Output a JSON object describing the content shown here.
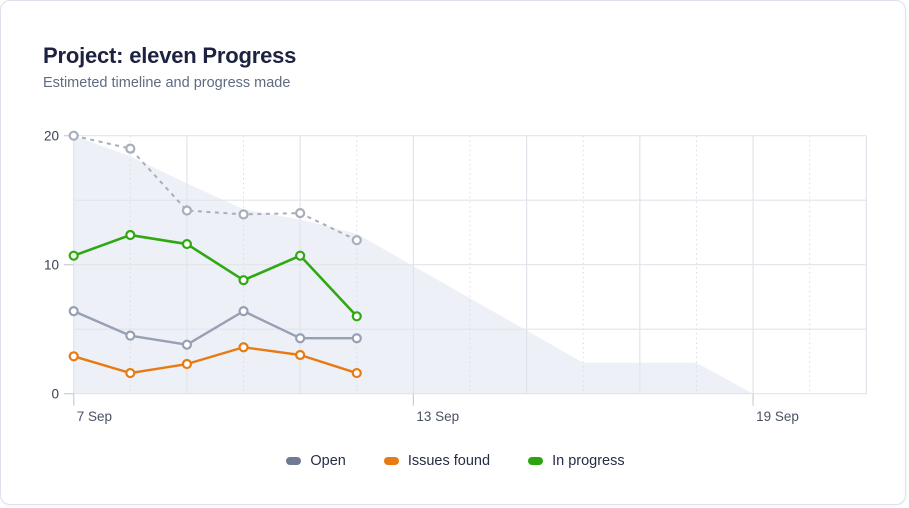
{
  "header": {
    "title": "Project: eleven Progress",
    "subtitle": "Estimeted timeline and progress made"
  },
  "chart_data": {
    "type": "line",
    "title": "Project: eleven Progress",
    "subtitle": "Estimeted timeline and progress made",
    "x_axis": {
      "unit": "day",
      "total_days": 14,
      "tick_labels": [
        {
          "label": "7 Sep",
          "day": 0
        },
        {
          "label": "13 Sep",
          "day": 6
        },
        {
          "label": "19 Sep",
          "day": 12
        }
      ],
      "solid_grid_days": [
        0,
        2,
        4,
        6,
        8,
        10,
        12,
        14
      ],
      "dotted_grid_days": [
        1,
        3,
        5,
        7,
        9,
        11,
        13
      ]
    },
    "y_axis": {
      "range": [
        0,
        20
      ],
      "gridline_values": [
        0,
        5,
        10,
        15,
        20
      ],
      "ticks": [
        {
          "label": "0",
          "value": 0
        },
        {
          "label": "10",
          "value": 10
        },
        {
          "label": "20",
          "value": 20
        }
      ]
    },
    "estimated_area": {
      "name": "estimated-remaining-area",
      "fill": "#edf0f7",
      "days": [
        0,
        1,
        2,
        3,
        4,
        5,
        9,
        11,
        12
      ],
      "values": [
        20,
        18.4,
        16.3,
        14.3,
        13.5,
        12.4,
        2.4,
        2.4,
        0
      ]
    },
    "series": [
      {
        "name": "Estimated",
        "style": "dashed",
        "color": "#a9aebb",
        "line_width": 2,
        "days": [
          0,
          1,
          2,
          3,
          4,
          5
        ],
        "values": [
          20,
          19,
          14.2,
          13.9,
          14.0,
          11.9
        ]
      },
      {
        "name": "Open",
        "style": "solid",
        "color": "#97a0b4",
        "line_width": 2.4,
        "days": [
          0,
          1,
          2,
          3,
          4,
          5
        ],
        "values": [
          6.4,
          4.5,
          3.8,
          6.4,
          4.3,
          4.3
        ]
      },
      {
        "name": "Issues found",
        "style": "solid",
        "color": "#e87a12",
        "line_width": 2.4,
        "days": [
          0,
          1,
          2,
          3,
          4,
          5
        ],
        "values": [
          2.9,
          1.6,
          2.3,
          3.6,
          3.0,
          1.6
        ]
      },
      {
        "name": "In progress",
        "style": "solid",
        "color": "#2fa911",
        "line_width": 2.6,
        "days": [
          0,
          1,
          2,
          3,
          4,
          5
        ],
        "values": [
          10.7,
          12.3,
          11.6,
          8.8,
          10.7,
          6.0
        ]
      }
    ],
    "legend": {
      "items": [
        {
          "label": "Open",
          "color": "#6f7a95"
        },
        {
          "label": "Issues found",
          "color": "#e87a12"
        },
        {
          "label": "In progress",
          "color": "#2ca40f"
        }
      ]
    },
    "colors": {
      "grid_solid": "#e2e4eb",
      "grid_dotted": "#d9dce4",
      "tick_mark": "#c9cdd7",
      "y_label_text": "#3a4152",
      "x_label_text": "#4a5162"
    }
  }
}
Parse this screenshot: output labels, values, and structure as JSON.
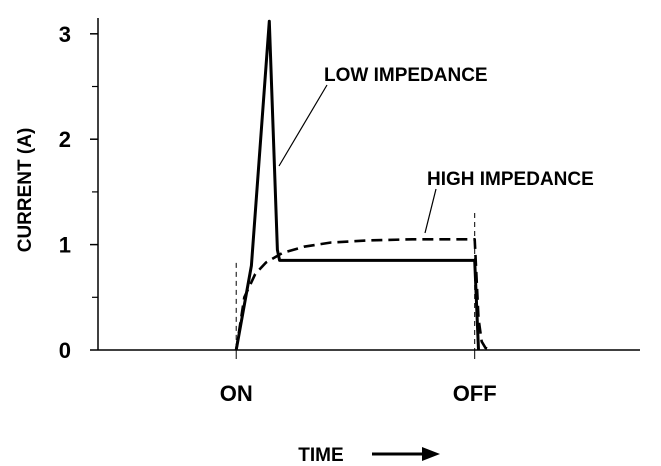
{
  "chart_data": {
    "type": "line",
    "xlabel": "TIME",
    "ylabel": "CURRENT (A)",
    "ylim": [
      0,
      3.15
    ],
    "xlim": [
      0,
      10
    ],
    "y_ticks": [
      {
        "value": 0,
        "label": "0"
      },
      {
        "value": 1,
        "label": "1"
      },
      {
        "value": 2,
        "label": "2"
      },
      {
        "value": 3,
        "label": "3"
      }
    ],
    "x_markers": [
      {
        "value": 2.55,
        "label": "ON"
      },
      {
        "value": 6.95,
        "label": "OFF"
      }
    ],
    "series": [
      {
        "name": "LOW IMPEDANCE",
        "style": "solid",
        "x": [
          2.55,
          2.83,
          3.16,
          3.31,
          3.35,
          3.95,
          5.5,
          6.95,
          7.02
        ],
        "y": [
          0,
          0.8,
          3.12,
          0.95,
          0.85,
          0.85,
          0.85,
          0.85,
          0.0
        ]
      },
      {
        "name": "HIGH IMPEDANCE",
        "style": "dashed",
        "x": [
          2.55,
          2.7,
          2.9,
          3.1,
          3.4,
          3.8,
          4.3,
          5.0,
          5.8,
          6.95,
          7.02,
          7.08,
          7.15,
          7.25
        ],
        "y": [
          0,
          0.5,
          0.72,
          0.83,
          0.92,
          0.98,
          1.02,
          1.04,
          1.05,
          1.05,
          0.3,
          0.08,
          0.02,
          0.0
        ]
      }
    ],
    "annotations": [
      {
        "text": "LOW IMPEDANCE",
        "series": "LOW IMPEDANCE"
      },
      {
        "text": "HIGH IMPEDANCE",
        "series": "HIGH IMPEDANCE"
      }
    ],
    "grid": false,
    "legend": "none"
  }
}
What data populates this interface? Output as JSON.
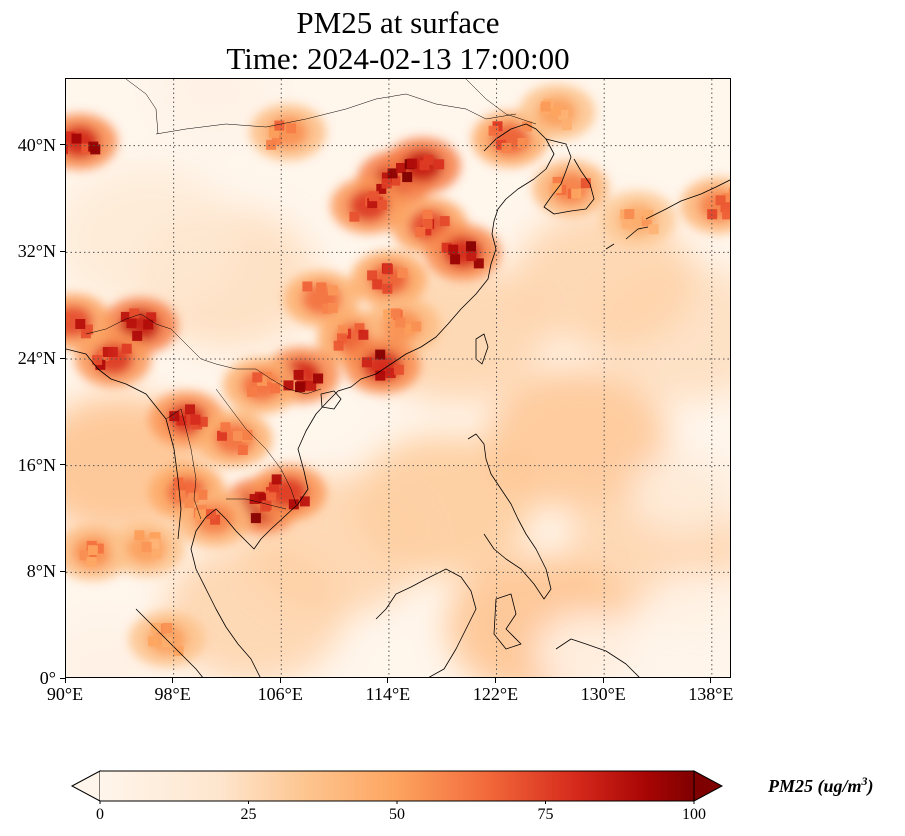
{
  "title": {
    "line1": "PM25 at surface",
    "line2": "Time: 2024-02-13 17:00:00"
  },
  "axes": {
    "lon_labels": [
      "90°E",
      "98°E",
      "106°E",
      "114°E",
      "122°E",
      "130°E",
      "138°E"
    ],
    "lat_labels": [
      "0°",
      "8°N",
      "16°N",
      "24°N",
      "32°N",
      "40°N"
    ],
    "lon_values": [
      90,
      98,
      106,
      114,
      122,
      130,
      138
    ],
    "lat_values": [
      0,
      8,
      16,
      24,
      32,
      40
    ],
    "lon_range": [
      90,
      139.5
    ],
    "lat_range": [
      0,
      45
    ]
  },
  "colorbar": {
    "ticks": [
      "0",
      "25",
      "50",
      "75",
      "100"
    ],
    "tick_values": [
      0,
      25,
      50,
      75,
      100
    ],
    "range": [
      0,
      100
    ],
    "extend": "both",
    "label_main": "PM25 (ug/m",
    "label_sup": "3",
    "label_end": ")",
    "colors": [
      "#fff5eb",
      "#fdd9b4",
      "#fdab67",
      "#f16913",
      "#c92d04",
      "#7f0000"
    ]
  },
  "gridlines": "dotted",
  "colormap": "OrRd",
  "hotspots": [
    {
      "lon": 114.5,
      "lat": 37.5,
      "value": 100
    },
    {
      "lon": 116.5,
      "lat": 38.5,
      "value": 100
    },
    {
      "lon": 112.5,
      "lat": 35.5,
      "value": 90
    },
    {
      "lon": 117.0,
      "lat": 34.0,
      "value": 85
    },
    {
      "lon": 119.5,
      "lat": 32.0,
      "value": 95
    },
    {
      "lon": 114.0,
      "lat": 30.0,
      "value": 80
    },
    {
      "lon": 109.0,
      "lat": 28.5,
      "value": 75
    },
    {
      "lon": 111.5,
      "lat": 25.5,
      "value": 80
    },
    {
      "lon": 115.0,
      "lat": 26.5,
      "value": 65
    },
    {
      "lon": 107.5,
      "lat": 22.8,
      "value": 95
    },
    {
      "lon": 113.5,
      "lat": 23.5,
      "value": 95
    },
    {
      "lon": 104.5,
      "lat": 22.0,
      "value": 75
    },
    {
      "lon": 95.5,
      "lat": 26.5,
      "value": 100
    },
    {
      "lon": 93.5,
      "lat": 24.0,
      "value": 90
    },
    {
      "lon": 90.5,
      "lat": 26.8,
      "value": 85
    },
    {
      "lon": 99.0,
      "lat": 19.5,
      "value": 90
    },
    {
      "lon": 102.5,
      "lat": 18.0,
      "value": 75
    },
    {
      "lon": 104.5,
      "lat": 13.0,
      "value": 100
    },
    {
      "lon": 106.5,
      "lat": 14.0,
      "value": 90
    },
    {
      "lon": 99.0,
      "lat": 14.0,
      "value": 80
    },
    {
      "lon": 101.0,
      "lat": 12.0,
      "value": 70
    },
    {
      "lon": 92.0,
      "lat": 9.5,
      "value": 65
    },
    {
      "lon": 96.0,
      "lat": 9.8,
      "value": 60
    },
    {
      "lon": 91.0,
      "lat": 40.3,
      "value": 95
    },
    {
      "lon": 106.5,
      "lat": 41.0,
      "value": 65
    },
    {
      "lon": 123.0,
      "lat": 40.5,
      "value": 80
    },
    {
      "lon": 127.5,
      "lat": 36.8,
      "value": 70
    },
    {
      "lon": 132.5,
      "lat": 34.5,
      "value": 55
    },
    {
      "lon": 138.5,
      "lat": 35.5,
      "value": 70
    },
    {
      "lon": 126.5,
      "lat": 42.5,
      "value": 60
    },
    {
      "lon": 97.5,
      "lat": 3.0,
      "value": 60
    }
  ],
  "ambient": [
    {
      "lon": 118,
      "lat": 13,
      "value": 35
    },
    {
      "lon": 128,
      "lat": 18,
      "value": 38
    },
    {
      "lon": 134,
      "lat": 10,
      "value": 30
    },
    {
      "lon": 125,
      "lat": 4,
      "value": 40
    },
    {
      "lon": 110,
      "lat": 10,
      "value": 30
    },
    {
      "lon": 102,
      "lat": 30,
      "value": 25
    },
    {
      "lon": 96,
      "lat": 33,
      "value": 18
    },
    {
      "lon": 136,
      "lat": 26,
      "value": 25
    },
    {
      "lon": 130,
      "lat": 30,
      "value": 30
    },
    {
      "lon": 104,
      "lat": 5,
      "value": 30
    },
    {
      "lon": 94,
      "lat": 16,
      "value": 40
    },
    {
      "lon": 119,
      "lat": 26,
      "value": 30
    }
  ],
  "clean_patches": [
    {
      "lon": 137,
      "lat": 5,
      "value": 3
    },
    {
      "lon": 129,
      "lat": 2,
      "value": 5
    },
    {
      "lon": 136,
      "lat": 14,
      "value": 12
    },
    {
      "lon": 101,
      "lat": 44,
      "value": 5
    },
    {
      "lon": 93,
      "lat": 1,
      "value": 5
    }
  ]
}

---

(To do)
From the entries above, select each line containing the string "made".

(Completed task)
    "subtitle": "Estimeted timeline and progress made"
    "subtitle": "Estimeted timeline and progress made",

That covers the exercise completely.